本文抜粋:
(19)【発行国】日本国特許庁(JP)
(12)【公報種別】特許公報(B2)
(11)【特許番号】
(24)【登録日】2022-08-09
(45)【発行日】2022-08-18
(54)【発明の名称】還元剤注入口構造
(51)【国際特許分類】
F01N 3/08 20060101AFI20220810BHJP
B01D 53/94 20060101ALI20220810BHJP
【FI】
F01N3/08 B
B01D53/94 400
(21)【出願番号】P 2018189257
(22)【出願日】2018-10-04
【審査請求日】2021-03-26
(73)【特許権者】
【識別番号】000006286
【氏名又は名称】三菱自動車工業株式会社
(74)【代理人】
【識別番号】100174366
【氏名又は名称】相原 史郎
(72)【発明者】
【氏名】高橋 聡
(72)【発明者】
【氏名】月元 久人
【審査官】稲村 正義
(56)【参考文献】
【文献】特開2009-221884(JP,A)
【文献】特開2018-145841(JP,A)
【文献】特開2016-107828(JP,A)
【文献】特開2009-096223(JP,A)
(58)【調査した分野】(Int.Cl.,DB名)
F01N 3/00-3/38
B01D 53/94
(57)【特許請求の範囲】
【請求項1】
エンジンの排気通路に還元剤を噴射して排気ガスを浄化する排気浄化装置を備えた車両
における還元剤注入口構造であって、
前記車両のフロアパネルより下方に搭載されて還元剤を貯留する還元剤タンクと、
一端に設けられた補給口から前記還元剤タンクに還元剤を補給する補給管と、を備え、
前記補給管は、前記補給口から前記車両の上下方向に延びる第一補給管部を有し、
前記補給口及び
前記第一補給管部は、
前記車両の後方端部、かつ前記還元剤タンクの
車両後方側に配置される
ことを特徴とする還元剤注入口構造。
【請求項2】
前記補給管は、
前記第一補給管部から屈曲して前記還元剤タンクの側方に配置される第二補給管部を有し、
前記第二補給管部は、前記還元剤タンクの側面に接続される
ことを特徴とする請求項1に記載の還元剤注入口構造。
【請求項3】
前記補給口は、前記フロアパネルに取り付けられたリッド部材で覆われ、前記車両のフ
ロア面よりも下方に配置され、
前記リッド部材と前記フロアパネルとの間にシール部材が配置される
ことを特徴とする請求項1又は2に記載の還元剤注入口構造。
【請求項4】
前記リッド部材は、前記フロアパネルの車両後方端に沿うように配置される
ことを特徴とする請求項1から3のいずれか1項に記載の還元剤注入口構造。
【発明の詳細な説明】
【技術分野】
【0001】
本発明は、内燃機関から排出される排気ガスを還元するための還元剤を貯留する還元剤タンクを備えた自動車における還元剤注入口構造に関する。
【背景技術】
【0002】
エンジン(内燃機関)を備えた自動車には、当該エンジンから排出される排気ガス中の有害成分を低減するために、触媒コンバータ等の排気浄化装置が設けられている。

取り組む課題:
**1)** 還元剤注入口構造の特許公報で、特許権者として記載されている会社の名称を答えなさい。
**2)** 還元剤注入口構造の特許公報について、最後の文に続けて本文を書き進めなさい。

データ一覧:
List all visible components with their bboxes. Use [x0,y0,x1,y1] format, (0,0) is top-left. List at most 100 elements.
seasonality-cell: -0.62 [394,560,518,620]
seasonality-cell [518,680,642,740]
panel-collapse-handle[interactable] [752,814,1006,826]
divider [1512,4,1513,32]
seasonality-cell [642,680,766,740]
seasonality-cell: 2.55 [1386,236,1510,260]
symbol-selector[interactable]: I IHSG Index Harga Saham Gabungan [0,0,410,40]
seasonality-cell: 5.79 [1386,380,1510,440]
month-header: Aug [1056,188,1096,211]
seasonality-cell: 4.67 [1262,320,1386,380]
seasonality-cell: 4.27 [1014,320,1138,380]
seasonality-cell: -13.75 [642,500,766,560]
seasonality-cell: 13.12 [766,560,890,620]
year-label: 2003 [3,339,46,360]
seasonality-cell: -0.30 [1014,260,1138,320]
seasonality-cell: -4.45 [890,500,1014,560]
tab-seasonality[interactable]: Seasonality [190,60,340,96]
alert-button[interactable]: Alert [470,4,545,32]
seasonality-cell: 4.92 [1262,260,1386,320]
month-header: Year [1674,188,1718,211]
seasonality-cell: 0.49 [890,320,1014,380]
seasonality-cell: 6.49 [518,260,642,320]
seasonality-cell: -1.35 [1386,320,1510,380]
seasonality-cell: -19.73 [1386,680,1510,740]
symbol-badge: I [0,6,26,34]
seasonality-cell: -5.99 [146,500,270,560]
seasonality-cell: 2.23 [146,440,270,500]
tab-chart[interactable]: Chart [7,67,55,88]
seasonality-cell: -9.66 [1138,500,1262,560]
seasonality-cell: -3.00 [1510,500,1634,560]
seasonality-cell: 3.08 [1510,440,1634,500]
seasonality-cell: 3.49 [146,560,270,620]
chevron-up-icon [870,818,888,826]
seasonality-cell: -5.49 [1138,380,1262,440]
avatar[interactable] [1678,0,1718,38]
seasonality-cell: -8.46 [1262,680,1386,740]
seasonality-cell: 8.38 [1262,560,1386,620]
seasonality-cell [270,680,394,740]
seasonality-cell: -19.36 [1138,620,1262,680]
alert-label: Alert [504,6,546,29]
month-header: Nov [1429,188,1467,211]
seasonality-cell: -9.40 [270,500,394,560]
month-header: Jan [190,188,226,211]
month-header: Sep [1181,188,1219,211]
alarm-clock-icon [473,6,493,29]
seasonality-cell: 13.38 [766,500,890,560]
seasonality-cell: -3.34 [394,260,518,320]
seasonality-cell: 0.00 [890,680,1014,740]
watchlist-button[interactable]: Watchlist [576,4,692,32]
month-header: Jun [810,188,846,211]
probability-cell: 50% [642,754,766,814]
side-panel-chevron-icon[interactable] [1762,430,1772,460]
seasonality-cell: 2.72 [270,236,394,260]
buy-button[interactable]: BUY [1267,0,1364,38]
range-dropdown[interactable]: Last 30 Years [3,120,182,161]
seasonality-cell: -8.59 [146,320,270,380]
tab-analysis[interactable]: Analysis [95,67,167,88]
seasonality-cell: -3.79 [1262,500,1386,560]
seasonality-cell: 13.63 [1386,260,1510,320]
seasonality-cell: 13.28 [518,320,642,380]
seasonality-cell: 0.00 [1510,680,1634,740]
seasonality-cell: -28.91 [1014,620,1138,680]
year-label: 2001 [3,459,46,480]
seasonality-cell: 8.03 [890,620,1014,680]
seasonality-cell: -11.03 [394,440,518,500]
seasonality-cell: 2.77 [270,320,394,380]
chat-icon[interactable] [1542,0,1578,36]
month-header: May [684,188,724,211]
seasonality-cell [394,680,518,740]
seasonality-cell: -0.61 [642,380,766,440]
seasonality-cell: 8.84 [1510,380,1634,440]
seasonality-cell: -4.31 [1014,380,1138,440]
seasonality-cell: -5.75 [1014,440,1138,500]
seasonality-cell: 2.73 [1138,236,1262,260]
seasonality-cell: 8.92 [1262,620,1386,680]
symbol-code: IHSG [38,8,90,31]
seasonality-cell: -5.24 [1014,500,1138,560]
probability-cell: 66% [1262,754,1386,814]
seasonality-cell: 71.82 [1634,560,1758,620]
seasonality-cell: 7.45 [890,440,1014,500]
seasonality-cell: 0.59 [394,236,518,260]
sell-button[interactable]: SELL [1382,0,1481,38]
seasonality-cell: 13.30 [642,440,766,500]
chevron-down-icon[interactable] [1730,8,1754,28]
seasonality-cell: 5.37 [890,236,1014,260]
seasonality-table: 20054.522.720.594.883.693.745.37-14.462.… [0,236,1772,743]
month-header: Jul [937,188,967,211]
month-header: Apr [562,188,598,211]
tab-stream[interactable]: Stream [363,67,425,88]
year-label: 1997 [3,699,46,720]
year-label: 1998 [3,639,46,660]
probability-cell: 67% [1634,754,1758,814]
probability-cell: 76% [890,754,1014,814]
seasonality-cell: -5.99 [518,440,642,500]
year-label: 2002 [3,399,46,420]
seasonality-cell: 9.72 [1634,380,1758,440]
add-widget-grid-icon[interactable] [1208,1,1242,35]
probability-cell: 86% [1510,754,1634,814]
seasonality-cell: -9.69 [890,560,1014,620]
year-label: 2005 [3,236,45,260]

解答一覧:
**1)** 三菱自動車工業株式会社

**2)**
【0003】
近年では、排気浄化装置の一つとして、排気ガス中に含まれる窒素酸化物(NOX)を還元反応によって低減させるための還元触媒コンバータが備えられ、この還元触媒コンバータに使用される還元物質(還元剤)として、熱分解によってアンモニアを発生する尿素水溶液(尿素水)が用いられている。
【0004】
このような尿素水を還元剤として利用する自動車には、排気通路に噴射する尿素水を貯留するための還元剤タンクが設けられ、この還元剤タンクには、尿素水を当該還元剤タンクに補給するための補給口が設けられている(例えば、特許文献1参照)。
【先行技術文献】
【特許文献】
【0005】
【発明の概要】
【発明が解決しようとする課題】
【0006】
特許文献1に記載された技術においては、注入口を設置するスペースを尿素タンクの真上に確保しているために、尿素タンクの容積を小さくしなければならない。これは、タイアから跳ね上げられるチッピングなどを考慮すると、尿素タンクと地上との間に所定の距離を確保しなければならず、尿素タンクの設置位置を下方に移動することができないことによる。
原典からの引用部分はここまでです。